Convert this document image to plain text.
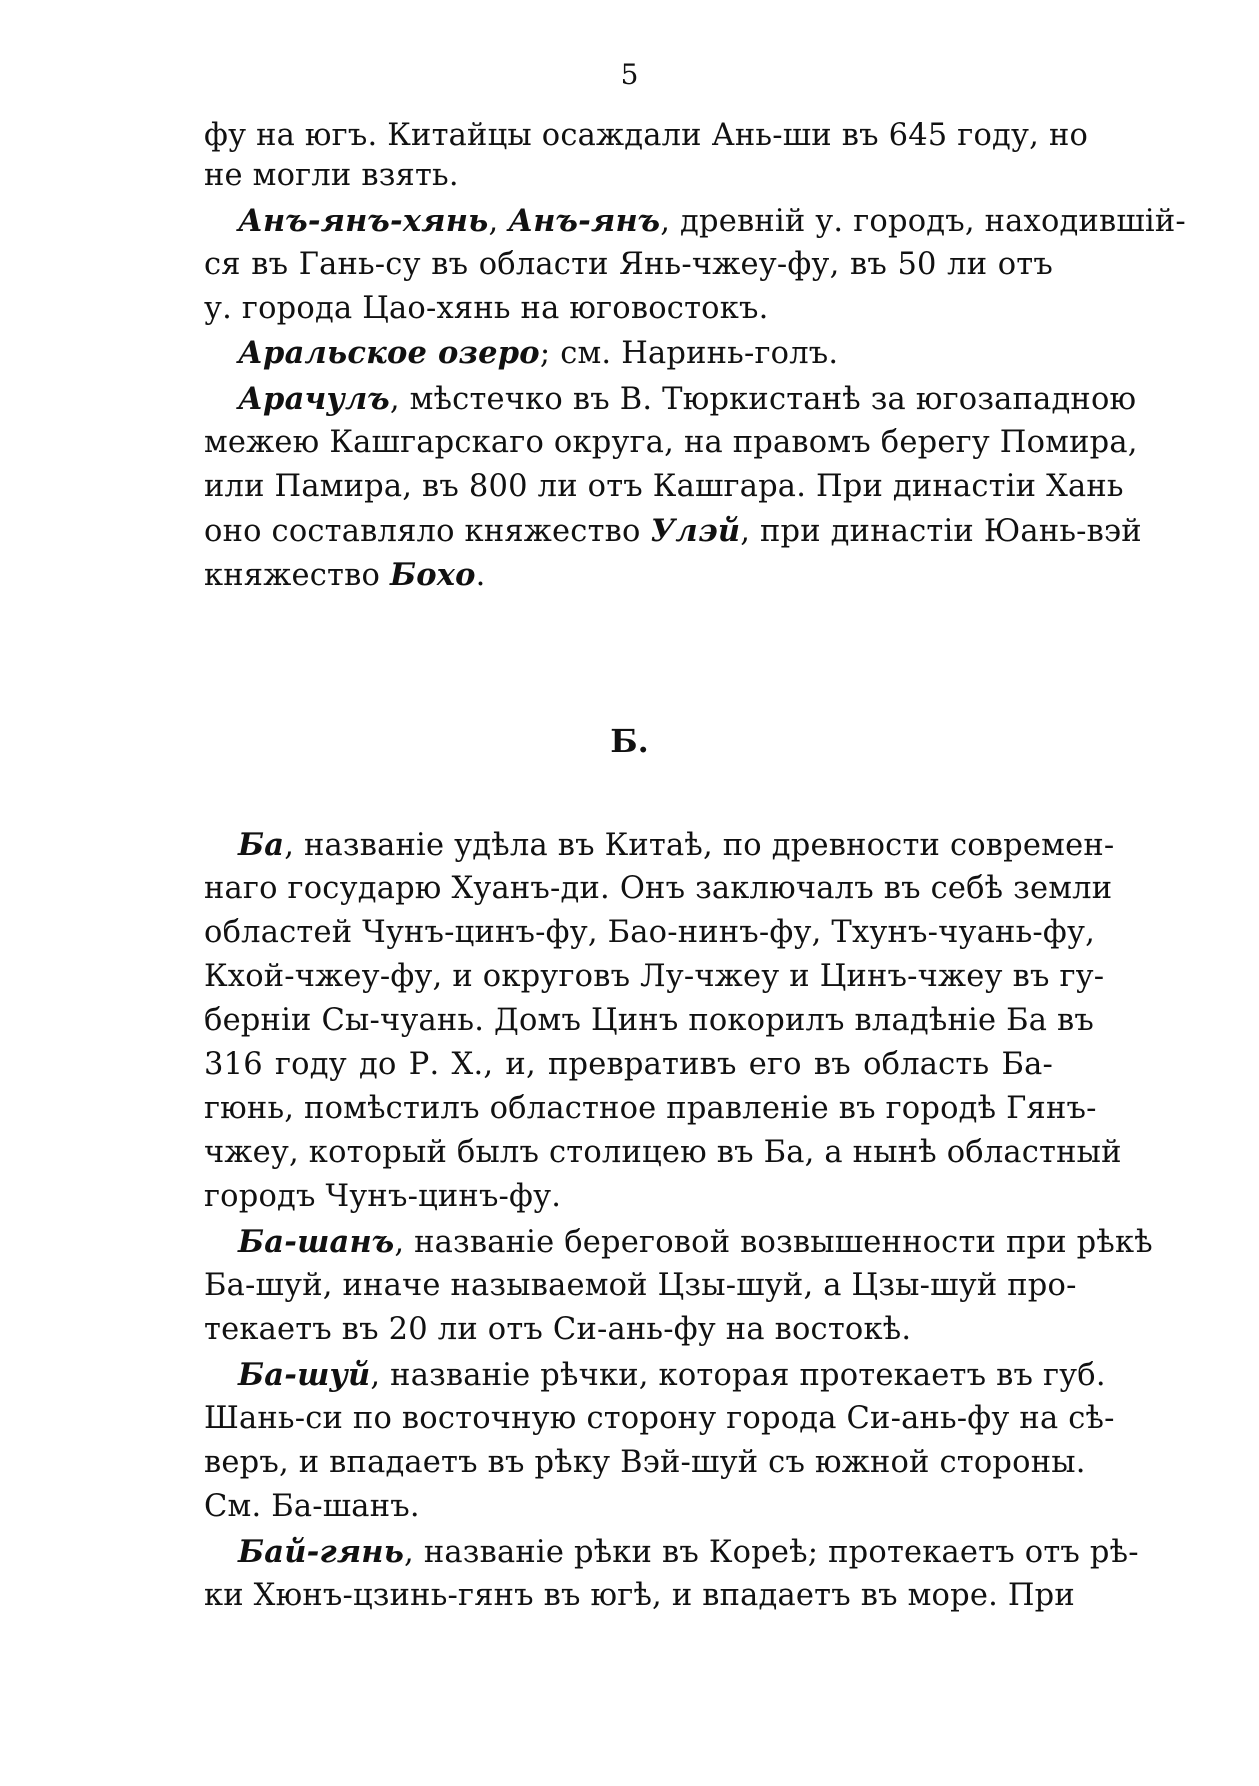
5
фу на югъ. Китайцы осаждали Ань-ши въ 645 году, но
не могли взять.
Анъ-янъ-хянь, Анъ-янъ, древній у. городъ, находившій-
ся въ Гань-су въ области Янь-чжеу-фу, въ 50 ли отъ
у. города Цао-хянь на юговостокъ.
Аральское озеро; см. Наринь-голъ.
Арачулъ, мѣстечко въ В. Тюркистанѣ за югозападною
межею Кашгарскаго округа, на правомъ берегу Помира,
или Памира, въ 800 ли отъ Кашгара. При династіи Хань
оно составляло княжество Улэй, при династіи Юань-вэй
княжество Бохо.
Б.
Ба, названіе удѣла въ Китаѣ, по древности современ-
наго государю Хуанъ-ди. Онъ заключалъ въ себѣ земли
областей Чунъ-цинъ-фу, Бао-нинъ-фу, Тхунъ-чуань-фу,
Кхой-чжеу-фу, и округовъ Лу-чжеу и Цинъ-чжеу въ гу-
берніи Сы-чуань. Домъ Цинъ покорилъ владѣніе Ба въ
316 году до Р. Х., и, превративъ его въ область Ба-
гюнь, помѣстилъ областное правленіе въ городѣ Гянъ-
чжеу, который былъ столицею въ Ба, а нынѣ областный
городъ Чунъ-цинъ-фу.
Ба-шанъ, названіе береговой возвышенности при рѣкѣ
Ба-шуй, иначе называемой Цзы-шуй, а Цзы-шуй про-
текаетъ въ 20 ли отъ Си-ань-фу на востокѣ.
Ба-шуй, названіе рѣчки, которая протекаетъ въ губ.
Шань-си по восточную сторону города Си-ань-фу на сѣ-
веръ, и впадаетъ въ рѣку Вэй-шуй съ южной стороны.
См. Ба-шанъ.
Бай-гянь, названіе рѣки въ Кореѣ; протекаетъ отъ рѣ-
ки Хюнъ-цзинь-гянъ въ югѣ, и впадаетъ въ море. При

┄┄┄┄┄┄

Your task is to repeat the data above exactly while excluding the pictures.

Convert this document image to plain text.
5
фу на югъ. Китайцы осаждали Ань-ши въ 645 году, но
не могли взять.
Анъ-янъ-хянь, Анъ-янъ, древній у. городъ, находившій-
ся въ Гань-су въ области Янь-чжеу-фу, въ 50 ли отъ
у. города Цао-хянь на юговостокъ.
Аральское озеро; см. Наринь-голъ.
Арачулъ, мѣстечко въ В. Тюркистанѣ за югозападною
межею Кашгарскаго округа, на правомъ берегу Помира,
или Памира, въ 800 ли отъ Кашгара. При династіи Хань
оно составляло княжество Улэй, при династіи Юань-вэй
княжество Бохо.
Б.
Ба, названіе удѣла въ Китаѣ, по древности современ-
наго государю Хуанъ-ди. Онъ заключалъ въ себѣ земли
областей Чунъ-цинъ-фу, Бао-нинъ-фу, Тхунъ-чуань-фу,
Кхой-чжеу-фу, и округовъ Лу-чжеу и Цинъ-чжеу въ гу-
берніи Сы-чуань. Домъ Цинъ покорилъ владѣніе Ба въ
316 году до Р. Х., и, превративъ его въ область Ба-
гюнь, помѣстилъ областное правленіе въ городѣ Гянъ-
чжеу, который былъ столицею въ Ба, а нынѣ областный
городъ Чунъ-цинъ-фу.
Ба-шанъ, названіе береговой возвышенности при рѣкѣ
Ба-шуй, иначе называемой Цзы-шуй, а Цзы-шуй про-
текаетъ въ 20 ли отъ Си-ань-фу на востокѣ.
Ба-шуй, названіе рѣчки, которая протекаетъ въ губ.
Шань-си по восточную сторону города Си-ань-фу на сѣ-
веръ, и впадаетъ въ рѣку Вэй-шуй съ южной стороны.
См. Ба-шанъ.
Бай-гянь, названіе рѣки въ Кореѣ; протекаетъ отъ рѣ-
ки Хюнъ-цзинь-гянъ въ югѣ, и впадаетъ въ море. При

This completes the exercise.